INPUT =>
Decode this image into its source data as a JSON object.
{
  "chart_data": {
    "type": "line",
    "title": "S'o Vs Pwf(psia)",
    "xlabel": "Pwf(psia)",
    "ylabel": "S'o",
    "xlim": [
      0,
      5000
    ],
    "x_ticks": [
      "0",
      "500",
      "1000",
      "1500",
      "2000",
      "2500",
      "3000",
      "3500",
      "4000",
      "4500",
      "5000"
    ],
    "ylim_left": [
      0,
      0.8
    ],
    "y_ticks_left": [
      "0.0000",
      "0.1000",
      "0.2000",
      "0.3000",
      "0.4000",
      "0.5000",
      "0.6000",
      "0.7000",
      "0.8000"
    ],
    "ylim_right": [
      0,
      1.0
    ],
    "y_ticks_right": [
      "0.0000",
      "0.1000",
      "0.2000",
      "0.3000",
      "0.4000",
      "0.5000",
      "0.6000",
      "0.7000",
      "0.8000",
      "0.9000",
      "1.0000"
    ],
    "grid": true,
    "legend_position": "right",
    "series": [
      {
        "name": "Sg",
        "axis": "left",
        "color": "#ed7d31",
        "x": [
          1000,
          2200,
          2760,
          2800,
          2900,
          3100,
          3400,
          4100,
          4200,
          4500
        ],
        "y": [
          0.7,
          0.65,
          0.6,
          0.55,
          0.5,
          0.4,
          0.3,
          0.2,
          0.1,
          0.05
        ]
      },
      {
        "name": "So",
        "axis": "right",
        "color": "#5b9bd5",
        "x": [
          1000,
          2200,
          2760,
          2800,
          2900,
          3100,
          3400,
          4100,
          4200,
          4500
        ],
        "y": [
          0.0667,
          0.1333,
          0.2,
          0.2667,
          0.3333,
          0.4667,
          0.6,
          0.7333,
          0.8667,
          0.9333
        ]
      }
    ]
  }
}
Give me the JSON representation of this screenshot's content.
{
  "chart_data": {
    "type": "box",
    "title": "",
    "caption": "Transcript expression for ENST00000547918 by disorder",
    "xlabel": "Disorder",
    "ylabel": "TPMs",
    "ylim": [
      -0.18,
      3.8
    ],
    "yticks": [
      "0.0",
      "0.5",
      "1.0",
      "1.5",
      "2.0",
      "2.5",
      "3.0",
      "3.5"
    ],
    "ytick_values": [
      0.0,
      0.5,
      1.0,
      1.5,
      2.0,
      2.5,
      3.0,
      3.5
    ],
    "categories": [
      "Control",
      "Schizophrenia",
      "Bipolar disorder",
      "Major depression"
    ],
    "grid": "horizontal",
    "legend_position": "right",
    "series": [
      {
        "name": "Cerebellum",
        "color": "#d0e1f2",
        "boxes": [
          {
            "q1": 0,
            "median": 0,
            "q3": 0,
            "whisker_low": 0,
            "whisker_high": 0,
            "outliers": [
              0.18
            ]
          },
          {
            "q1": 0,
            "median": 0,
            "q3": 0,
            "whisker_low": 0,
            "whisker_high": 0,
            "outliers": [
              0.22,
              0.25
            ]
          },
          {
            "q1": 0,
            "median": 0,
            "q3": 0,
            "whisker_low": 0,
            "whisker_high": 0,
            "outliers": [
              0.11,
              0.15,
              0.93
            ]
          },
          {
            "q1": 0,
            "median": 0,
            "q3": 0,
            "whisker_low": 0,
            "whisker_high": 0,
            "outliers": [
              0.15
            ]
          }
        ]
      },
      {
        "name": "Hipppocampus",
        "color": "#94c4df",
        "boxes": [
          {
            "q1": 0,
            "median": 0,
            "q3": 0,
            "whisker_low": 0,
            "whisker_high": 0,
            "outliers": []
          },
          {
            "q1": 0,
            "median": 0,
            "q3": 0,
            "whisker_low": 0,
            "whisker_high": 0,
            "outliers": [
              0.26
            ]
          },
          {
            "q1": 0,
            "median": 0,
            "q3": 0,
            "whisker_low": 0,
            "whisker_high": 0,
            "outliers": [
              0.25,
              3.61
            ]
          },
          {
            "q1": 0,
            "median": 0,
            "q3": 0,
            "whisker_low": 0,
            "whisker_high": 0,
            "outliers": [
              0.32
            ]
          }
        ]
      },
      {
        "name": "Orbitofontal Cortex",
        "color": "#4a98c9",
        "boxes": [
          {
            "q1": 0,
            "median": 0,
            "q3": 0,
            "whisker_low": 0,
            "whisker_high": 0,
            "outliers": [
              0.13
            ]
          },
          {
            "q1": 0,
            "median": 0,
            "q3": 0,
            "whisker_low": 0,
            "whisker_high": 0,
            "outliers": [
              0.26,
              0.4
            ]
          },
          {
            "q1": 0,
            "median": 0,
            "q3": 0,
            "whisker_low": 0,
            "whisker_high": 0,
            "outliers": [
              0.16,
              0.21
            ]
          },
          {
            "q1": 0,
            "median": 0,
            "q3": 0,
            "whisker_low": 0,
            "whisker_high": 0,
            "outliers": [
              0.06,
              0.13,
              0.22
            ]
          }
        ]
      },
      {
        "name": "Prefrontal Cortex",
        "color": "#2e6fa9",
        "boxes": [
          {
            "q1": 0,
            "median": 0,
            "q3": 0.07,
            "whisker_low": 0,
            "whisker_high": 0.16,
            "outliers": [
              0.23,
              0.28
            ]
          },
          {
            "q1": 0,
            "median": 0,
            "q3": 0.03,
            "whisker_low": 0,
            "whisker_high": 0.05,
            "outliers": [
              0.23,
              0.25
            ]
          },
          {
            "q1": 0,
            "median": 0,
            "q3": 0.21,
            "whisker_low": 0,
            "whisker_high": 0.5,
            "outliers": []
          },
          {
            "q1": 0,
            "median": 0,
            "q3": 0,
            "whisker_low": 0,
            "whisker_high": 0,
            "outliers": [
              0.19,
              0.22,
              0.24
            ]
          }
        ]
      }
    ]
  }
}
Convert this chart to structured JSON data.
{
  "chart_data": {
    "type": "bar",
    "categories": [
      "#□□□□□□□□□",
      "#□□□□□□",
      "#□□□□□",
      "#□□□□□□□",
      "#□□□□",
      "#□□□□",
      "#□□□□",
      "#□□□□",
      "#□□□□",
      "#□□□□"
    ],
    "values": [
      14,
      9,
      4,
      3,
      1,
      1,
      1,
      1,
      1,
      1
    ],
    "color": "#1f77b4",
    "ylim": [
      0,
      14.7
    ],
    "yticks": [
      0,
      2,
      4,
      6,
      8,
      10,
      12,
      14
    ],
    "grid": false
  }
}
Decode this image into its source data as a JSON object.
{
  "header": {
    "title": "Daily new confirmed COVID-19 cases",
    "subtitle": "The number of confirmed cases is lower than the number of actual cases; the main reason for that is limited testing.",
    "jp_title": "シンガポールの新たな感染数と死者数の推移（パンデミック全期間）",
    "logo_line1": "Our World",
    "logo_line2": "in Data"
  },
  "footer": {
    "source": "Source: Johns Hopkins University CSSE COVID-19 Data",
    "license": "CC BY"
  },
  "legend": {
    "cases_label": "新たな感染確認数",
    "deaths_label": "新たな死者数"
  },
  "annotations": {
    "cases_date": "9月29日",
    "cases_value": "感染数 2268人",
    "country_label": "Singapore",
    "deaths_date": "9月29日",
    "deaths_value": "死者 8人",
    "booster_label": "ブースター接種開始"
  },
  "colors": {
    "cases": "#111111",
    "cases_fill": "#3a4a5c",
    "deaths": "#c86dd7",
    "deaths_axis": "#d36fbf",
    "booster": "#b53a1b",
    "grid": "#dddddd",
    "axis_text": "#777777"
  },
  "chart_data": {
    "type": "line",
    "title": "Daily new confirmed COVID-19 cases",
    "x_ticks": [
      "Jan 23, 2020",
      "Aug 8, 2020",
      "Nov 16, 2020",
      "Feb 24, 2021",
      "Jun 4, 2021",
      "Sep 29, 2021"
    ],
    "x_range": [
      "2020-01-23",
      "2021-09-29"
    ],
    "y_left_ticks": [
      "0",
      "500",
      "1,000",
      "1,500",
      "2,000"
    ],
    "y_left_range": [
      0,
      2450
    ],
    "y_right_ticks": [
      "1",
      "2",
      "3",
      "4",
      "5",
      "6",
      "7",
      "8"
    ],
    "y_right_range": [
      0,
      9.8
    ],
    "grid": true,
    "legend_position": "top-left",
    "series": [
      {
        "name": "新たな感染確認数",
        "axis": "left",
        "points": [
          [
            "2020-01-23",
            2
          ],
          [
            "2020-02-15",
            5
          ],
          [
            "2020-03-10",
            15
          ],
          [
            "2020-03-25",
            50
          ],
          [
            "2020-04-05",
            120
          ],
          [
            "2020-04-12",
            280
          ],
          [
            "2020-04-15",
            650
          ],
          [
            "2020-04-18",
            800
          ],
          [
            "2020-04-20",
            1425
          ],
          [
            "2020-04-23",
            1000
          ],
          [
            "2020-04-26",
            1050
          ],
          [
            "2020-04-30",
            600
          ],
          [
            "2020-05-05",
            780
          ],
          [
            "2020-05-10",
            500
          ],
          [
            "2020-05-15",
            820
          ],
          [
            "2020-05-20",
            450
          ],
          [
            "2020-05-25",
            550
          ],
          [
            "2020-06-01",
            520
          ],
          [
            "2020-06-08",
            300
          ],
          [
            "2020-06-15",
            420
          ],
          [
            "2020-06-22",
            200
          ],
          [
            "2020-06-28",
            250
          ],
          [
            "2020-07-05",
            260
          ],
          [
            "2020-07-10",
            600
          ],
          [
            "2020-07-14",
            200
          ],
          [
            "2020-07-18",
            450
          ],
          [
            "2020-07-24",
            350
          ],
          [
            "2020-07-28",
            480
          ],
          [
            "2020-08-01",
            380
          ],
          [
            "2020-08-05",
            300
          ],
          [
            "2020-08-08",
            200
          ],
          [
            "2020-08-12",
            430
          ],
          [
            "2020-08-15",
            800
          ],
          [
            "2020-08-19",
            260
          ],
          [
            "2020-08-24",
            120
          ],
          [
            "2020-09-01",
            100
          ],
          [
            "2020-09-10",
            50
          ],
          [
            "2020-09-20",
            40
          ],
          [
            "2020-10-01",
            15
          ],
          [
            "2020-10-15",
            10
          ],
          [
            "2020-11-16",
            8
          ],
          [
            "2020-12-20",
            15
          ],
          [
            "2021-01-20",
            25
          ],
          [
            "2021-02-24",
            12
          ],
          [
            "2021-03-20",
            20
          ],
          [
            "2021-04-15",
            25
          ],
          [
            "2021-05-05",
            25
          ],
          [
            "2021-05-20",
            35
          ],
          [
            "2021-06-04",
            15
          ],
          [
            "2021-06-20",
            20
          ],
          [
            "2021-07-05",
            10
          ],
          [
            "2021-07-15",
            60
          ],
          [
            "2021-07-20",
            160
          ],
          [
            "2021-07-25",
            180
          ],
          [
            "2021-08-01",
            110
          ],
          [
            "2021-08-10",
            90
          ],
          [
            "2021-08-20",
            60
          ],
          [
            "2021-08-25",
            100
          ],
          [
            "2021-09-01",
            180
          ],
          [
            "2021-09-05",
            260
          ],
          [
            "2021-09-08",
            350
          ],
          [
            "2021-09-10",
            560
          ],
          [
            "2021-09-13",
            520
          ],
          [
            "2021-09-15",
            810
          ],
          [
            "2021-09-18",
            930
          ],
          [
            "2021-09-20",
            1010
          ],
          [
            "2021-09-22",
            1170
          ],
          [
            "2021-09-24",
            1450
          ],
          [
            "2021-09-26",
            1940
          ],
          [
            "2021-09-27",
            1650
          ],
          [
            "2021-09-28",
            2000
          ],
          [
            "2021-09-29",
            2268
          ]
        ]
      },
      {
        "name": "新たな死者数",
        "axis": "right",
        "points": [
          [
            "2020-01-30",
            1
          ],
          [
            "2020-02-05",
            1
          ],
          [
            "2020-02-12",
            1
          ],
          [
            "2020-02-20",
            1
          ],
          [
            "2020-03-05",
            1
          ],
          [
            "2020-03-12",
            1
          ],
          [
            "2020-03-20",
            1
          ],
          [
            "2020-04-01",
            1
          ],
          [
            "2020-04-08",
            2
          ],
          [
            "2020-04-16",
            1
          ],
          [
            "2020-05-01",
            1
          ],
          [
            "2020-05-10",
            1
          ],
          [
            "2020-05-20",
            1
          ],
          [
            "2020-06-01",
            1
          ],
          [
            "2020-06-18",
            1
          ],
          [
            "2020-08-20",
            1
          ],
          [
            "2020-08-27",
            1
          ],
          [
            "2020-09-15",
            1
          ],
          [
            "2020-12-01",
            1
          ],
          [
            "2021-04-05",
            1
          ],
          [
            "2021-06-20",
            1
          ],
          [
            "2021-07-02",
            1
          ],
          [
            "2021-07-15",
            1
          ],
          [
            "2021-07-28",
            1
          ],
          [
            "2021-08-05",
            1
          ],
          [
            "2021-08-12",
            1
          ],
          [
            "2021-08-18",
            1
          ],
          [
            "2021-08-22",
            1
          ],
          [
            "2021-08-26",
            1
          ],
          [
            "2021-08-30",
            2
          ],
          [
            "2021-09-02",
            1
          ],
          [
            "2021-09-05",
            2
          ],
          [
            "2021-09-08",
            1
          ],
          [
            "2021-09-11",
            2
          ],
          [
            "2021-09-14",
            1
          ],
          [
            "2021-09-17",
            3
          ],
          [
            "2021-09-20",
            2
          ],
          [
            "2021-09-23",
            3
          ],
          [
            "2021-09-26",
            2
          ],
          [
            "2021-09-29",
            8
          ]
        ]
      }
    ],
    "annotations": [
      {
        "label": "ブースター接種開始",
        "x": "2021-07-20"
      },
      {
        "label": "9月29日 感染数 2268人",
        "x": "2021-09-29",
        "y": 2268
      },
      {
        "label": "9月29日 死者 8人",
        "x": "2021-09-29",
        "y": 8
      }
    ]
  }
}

EXERCISE DIRECTIONS =>
Show all lines in the entries above where the string "this" appears.

FINISHED TASK =>
Decode this image into its source data as a JSON object.
Give me the JSON representation of this screenshot's content.
Convert this chart to structured JSON data.
Decode this image into its source data as a JSON object.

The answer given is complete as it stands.